■ Material shown ■
start
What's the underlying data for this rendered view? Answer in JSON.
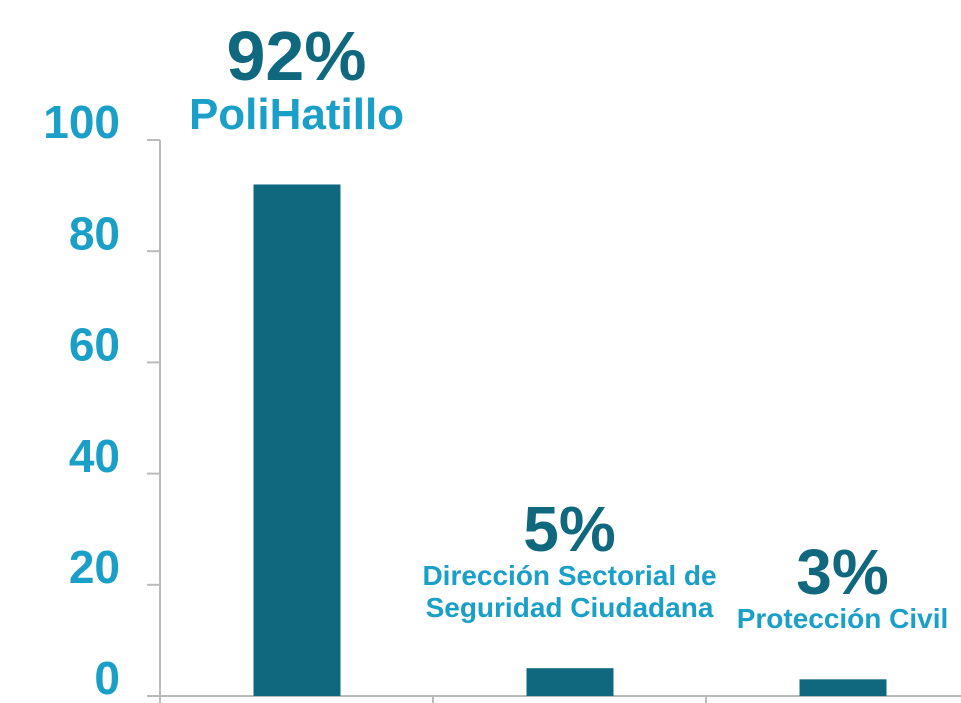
{
  "chart_data": {
    "type": "bar",
    "categories": [
      "PoliHatillo",
      "Dirección Sectorial de Seguridad Ciudadana",
      "Protección Civil"
    ],
    "values": [
      92,
      5,
      3
    ],
    "value_labels": [
      "92%",
      "5%",
      "3%"
    ],
    "color": "#10687f",
    "ylim": [
      0,
      100
    ],
    "yticks": [
      0,
      20,
      40,
      60,
      80,
      100
    ],
    "grid": false
  }
}
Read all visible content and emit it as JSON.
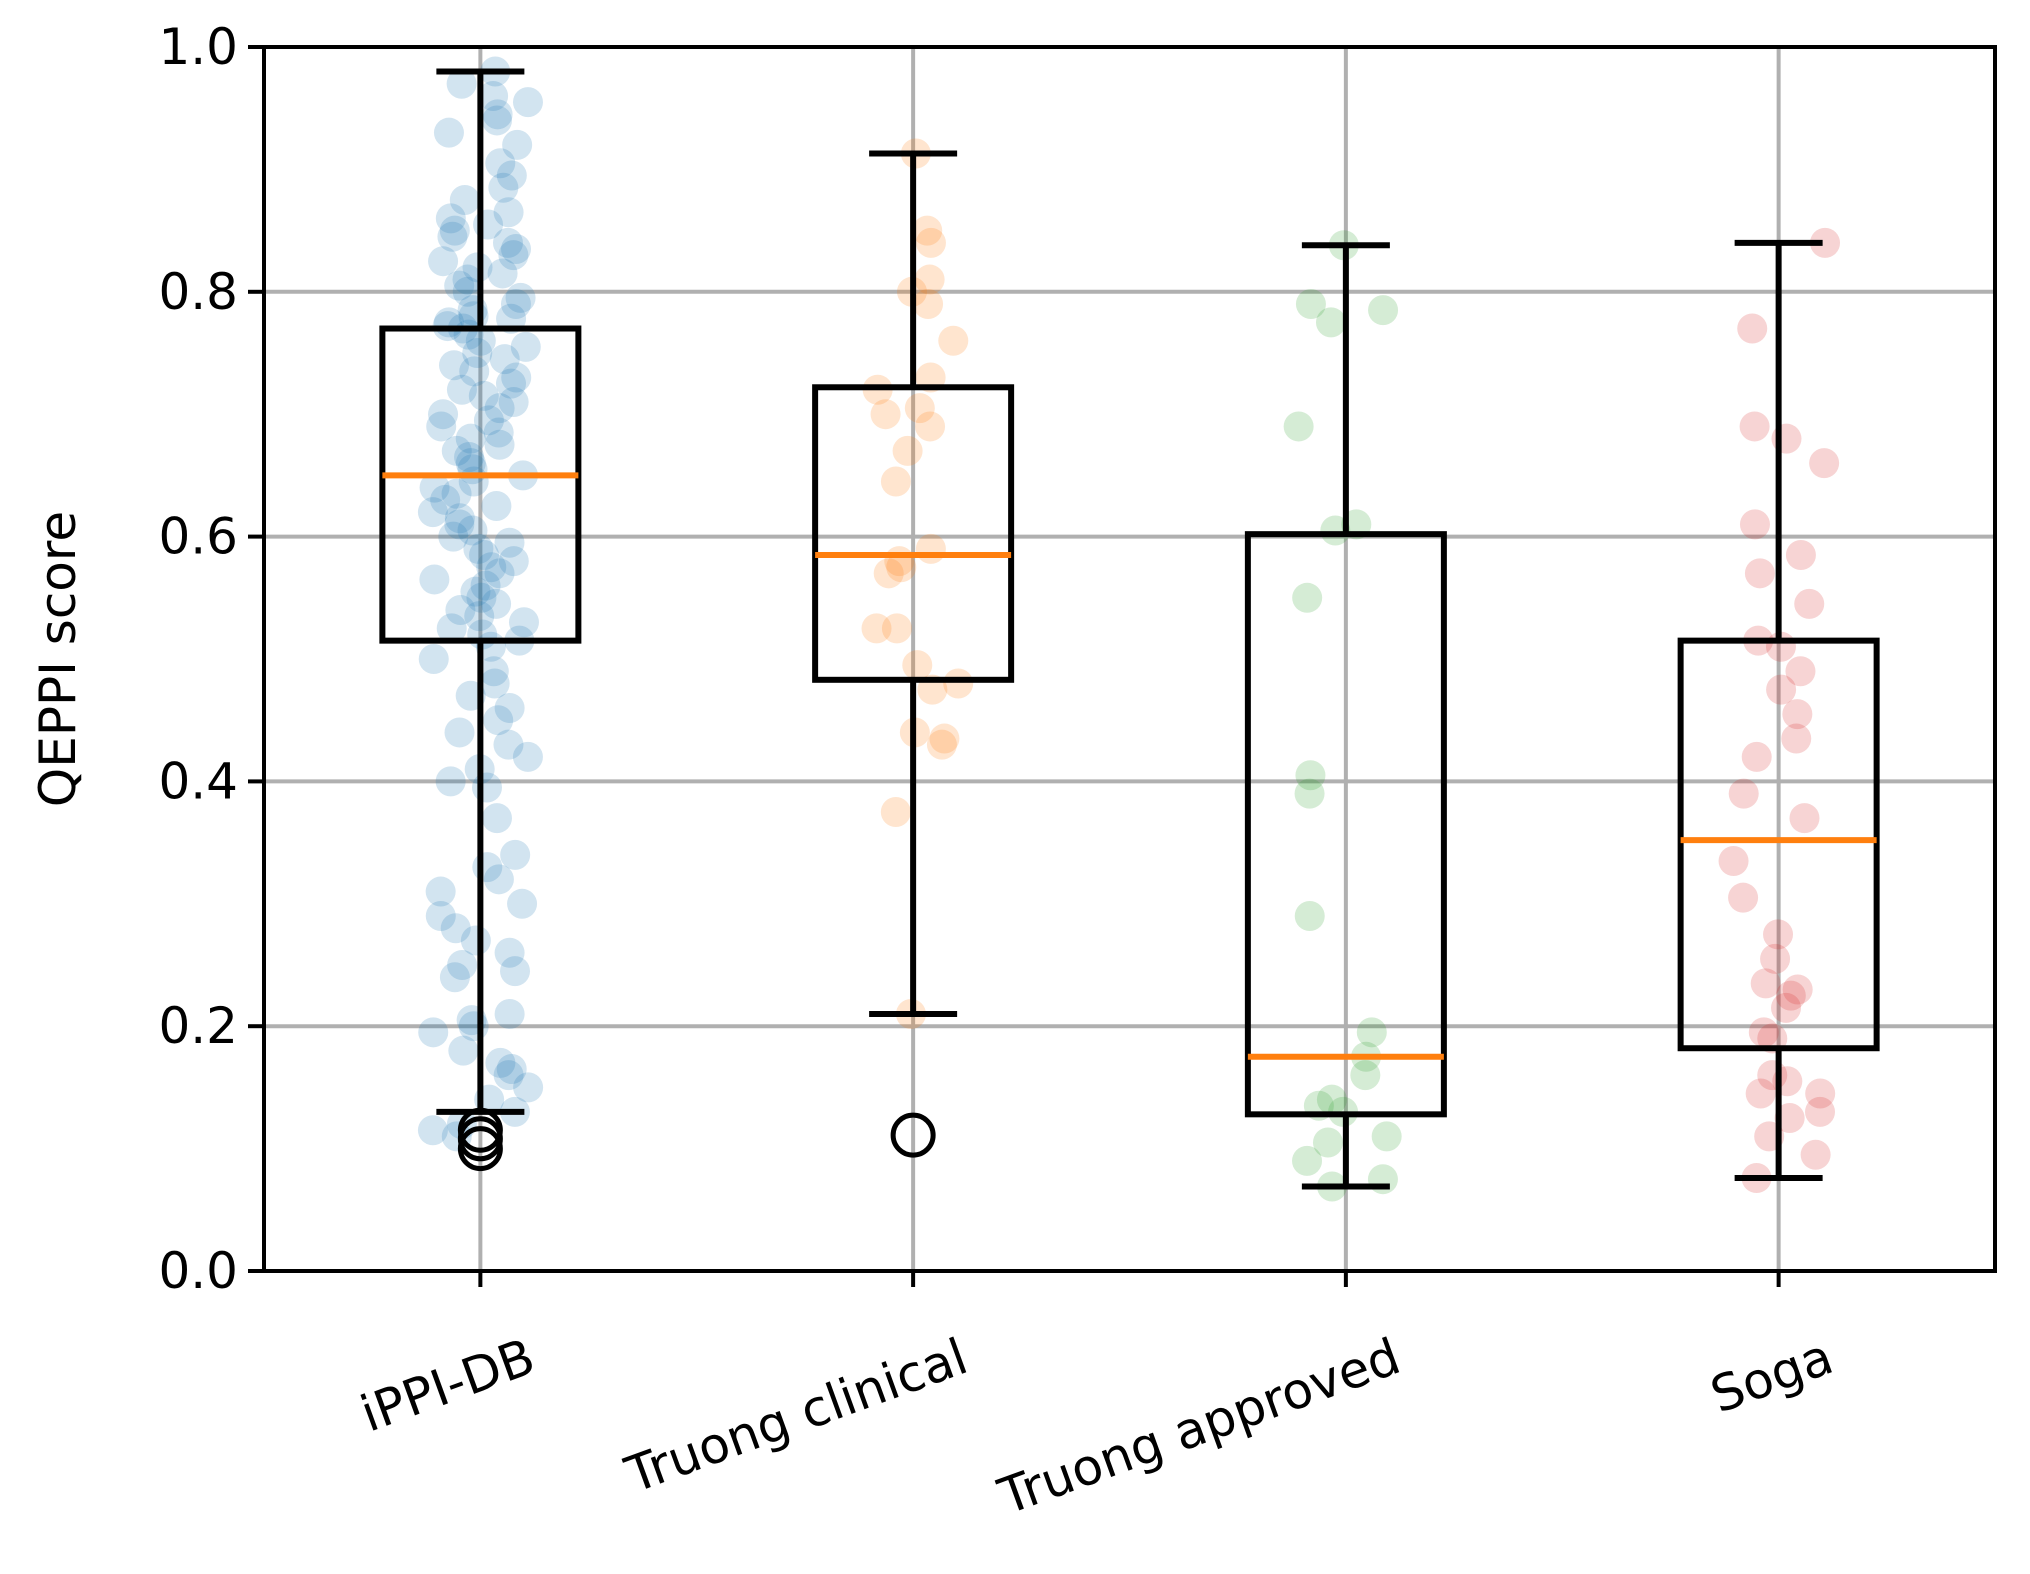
end
■ Aim of the exercise ■
From the data above, write out everything exactly except the pictures.

■ Expected answer ■
What's the underlying data for this rendered view? Answer in JSON.
{
  "chart_data": {
    "type": "bar",
    "categories": [
      "PoliHatillo",
      "Dirección Sectorial de Seguridad Ciudadana",
      "Protección Civil"
    ],
    "values": [
      92,
      5,
      3
    ],
    "value_labels": [
      "92%",
      "5%",
      "3%"
    ],
    "color": "#10687f",
    "ylim": [
      0,
      100
    ],
    "yticks": [
      0,
      20,
      40,
      60,
      80,
      100
    ],
    "grid": false
  }
}
Read all visible content and emit it as JSON.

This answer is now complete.